- What needs to be done: State only the number of lines that contain the string "structured".

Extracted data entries
**********

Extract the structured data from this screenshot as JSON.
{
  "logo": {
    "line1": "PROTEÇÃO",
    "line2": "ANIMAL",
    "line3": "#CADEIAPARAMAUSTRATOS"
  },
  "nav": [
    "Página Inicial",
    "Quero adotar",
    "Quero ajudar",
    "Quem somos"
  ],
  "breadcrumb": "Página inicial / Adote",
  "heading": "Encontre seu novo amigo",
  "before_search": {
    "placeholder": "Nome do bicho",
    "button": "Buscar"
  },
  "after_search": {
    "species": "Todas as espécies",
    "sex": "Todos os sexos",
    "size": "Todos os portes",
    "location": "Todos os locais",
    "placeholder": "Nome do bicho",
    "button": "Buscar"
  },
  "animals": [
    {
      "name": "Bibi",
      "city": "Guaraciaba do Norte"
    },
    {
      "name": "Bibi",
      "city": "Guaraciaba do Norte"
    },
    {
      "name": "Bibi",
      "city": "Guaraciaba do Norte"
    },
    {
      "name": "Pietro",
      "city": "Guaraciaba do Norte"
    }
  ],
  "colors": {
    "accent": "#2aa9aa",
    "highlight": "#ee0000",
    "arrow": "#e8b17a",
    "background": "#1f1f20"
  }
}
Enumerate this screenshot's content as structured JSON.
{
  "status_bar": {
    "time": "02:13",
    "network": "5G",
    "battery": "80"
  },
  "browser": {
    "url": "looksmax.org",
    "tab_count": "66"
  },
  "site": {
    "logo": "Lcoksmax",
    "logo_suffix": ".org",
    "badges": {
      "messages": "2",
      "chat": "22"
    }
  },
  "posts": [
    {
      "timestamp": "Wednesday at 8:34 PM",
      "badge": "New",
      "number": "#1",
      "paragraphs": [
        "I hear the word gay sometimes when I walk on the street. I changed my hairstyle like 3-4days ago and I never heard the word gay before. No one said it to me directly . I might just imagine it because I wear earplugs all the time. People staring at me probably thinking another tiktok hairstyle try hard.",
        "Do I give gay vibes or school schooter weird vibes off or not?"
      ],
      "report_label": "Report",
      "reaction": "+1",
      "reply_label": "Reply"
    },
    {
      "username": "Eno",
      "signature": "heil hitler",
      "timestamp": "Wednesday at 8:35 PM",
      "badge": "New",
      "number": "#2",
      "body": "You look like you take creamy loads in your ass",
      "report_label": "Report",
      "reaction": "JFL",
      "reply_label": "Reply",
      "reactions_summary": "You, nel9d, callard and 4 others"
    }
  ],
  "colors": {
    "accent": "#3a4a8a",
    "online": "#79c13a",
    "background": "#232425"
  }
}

**********

- Result of this exercise: 2